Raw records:
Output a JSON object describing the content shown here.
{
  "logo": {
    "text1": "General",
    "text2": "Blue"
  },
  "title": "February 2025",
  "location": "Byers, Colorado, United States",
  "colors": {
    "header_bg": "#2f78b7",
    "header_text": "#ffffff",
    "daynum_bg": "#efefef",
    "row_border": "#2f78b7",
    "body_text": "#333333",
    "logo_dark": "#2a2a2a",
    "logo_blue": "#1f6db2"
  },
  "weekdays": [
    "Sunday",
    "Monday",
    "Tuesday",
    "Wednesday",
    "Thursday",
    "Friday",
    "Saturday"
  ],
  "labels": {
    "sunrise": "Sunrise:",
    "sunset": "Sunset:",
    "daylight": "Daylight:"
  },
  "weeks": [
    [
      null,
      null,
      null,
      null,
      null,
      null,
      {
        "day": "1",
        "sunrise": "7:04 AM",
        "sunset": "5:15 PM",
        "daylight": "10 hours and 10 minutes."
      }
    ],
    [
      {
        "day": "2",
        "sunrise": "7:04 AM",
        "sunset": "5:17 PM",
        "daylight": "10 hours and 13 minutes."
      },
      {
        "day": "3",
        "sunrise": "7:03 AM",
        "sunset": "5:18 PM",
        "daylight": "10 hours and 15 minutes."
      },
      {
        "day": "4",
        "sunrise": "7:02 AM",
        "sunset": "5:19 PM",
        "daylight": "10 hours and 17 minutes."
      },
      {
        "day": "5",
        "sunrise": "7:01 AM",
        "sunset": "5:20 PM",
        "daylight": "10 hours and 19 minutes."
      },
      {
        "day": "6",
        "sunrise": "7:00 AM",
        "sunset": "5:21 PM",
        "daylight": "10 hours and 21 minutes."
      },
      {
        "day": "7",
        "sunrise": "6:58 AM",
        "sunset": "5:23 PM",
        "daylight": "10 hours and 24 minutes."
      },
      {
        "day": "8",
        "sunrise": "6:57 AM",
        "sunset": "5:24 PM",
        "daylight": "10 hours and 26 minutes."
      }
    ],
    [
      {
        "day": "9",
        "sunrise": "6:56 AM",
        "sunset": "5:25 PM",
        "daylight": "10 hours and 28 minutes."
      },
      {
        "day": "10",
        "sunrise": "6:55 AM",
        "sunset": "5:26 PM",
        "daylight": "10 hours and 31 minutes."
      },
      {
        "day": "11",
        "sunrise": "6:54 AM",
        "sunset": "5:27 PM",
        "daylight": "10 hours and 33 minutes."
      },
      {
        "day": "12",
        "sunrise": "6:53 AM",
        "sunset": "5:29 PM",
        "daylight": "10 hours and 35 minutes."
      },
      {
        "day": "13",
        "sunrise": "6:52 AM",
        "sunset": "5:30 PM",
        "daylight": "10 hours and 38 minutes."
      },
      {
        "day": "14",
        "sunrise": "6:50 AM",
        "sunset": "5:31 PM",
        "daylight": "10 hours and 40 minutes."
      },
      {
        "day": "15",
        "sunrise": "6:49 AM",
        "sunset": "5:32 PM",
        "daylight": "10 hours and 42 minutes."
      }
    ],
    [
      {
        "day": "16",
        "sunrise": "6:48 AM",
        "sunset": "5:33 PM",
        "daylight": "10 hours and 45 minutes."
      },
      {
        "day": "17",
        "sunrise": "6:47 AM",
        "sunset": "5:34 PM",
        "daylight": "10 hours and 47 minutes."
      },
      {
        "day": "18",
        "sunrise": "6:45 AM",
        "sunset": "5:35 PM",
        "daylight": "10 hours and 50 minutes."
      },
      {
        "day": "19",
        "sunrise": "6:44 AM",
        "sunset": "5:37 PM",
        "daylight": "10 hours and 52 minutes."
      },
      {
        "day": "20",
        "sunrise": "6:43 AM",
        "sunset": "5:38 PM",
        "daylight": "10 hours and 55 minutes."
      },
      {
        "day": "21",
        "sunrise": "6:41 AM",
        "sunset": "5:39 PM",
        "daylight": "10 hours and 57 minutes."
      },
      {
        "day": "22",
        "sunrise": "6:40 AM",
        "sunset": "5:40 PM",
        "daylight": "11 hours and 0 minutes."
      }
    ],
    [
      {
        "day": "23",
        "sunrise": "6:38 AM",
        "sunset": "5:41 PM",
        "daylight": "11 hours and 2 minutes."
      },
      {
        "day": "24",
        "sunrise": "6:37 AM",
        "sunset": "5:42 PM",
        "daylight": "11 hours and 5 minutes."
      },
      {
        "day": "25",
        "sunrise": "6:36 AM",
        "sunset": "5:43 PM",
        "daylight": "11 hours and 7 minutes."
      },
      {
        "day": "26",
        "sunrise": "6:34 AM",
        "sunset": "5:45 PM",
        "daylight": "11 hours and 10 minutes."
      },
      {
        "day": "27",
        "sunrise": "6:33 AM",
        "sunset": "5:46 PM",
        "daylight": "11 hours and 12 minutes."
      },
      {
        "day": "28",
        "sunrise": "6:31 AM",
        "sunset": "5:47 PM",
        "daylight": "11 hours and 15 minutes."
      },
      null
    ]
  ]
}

Instruction: Repeat every record, exactly as written.

Expected answer:
Output a JSON object describing the content shown here.
{
  "logo": {
    "text1": "General",
    "text2": "Blue"
  },
  "title": "February 2025",
  "location": "Byers, Colorado, United States",
  "colors": {
    "header_bg": "#2f78b7",
    "header_text": "#ffffff",
    "daynum_bg": "#efefef",
    "row_border": "#2f78b7",
    "body_text": "#333333",
    "logo_dark": "#2a2a2a",
    "logo_blue": "#1f6db2"
  },
  "weekdays": [
    "Sunday",
    "Monday",
    "Tuesday",
    "Wednesday",
    "Thursday",
    "Friday",
    "Saturday"
  ],
  "labels": {
    "sunrise": "Sunrise:",
    "sunset": "Sunset:",
    "daylight": "Daylight:"
  },
  "weeks": [
    [
      null,
      null,
      null,
      null,
      null,
      null,
      {
        "day": "1",
        "sunrise": "7:04 AM",
        "sunset": "5:15 PM",
        "daylight": "10 hours and 10 minutes."
      }
    ],
    [
      {
        "day": "2",
        "sunrise": "7:04 AM",
        "sunset": "5:17 PM",
        "daylight": "10 hours and 13 minutes."
      },
      {
        "day": "3",
        "sunrise": "7:03 AM",
        "sunset": "5:18 PM",
        "daylight": "10 hours and 15 minutes."
      },
      {
        "day": "4",
        "sunrise": "7:02 AM",
        "sunset": "5:19 PM",
        "daylight": "10 hours and 17 minutes."
      },
      {
        "day": "5",
        "sunrise": "7:01 AM",
        "sunset": "5:20 PM",
        "daylight": "10 hours and 19 minutes."
      },
      {
        "day": "6",
        "sunrise": "7:00 AM",
        "sunset": "5:21 PM",
        "daylight": "10 hours and 21 minutes."
      },
      {
        "day": "7",
        "sunrise": "6:58 AM",
        "sunset": "5:23 PM",
        "daylight": "10 hours and 24 minutes."
      },
      {
        "day": "8",
        "sunrise": "6:57 AM",
        "sunset": "5:24 PM",
        "daylight": "10 hours and 26 minutes."
      }
    ],
    [
      {
        "day": "9",
        "sunrise": "6:56 AM",
        "sunset": "5:25 PM",
        "daylight": "10 hours and 28 minutes."
      },
      {
        "day": "10",
        "sunrise": "6:55 AM",
        "sunset": "5:26 PM",
        "daylight": "10 hours and 31 minutes."
      },
      {
        "day": "11",
        "sunrise": "6:54 AM",
        "sunset": "5:27 PM",
        "daylight": "10 hours and 33 minutes."
      },
      {
        "day": "12",
        "sunrise": "6:53 AM",
        "sunset": "5:29 PM",
        "daylight": "10 hours and 35 minutes."
      },
      {
        "day": "13",
        "sunrise": "6:52 AM",
        "sunset": "5:30 PM",
        "daylight": "10 hours and 38 minutes."
      },
      {
        "day": "14",
        "sunrise": "6:50 AM",
        "sunset": "5:31 PM",
        "daylight": "10 hours and 40 minutes."
      },
      {
        "day": "15",
        "sunrise": "6:49 AM",
        "sunset": "5:32 PM",
        "daylight": "10 hours and 42 minutes."
      }
    ],
    [
      {
        "day": "16",
        "sunrise": "6:48 AM",
        "sunset": "5:33 PM",
        "daylight": "10 hours and 45 minutes."
      },
      {
        "day": "17",
        "sunrise": "6:47 AM",
        "sunset": "5:34 PM",
        "daylight": "10 hours and 47 minutes."
      },
      {
        "day": "18",
        "sunrise": "6:45 AM",
        "sunset": "5:35 PM",
        "daylight": "10 hours and 50 minutes."
      },
      {
        "day": "19",
        "sunrise": "6:44 AM",
        "sunset": "5:37 PM",
        "daylight": "10 hours and 52 minutes."
      },
      {
        "day": "20",
        "sunrise": "6:43 AM",
        "sunset": "5:38 PM",
        "daylight": "10 hours and 55 minutes."
      },
      {
        "day": "21",
        "sunrise": "6:41 AM",
        "sunset": "5:39 PM",
        "daylight": "10 hours and 57 minutes."
      },
      {
        "day": "22",
        "sunrise": "6:40 AM",
        "sunset": "5:40 PM",
        "daylight": "11 hours and 0 minutes."
      }
    ],
    [
      {
        "day": "23",
        "sunrise": "6:38 AM",
        "sunset": "5:41 PM",
        "daylight": "11 hours and 2 minutes."
      },
      {
        "day": "24",
        "sunrise": "6:37 AM",
        "sunset": "5:42 PM",
        "daylight": "11 hours and 5 minutes."
      },
      {
        "day": "25",
        "sunrise": "6:36 AM",
        "sunset": "5:43 PM",
        "daylight": "11 hours and 7 minutes."
      },
      {
        "day": "26",
        "sunrise": "6:34 AM",
        "sunset": "5:45 PM",
        "daylight": "11 hours and 10 minutes."
      },
      {
        "day": "27",
        "sunrise": "6:33 AM",
        "sunset": "5:46 PM",
        "daylight": "11 hours and 12 minutes."
      },
      {
        "day": "28",
        "sunrise": "6:31 AM",
        "sunset": "5:47 PM",
        "daylight": "11 hours and 15 minutes."
      },
      null
    ]
  ]
}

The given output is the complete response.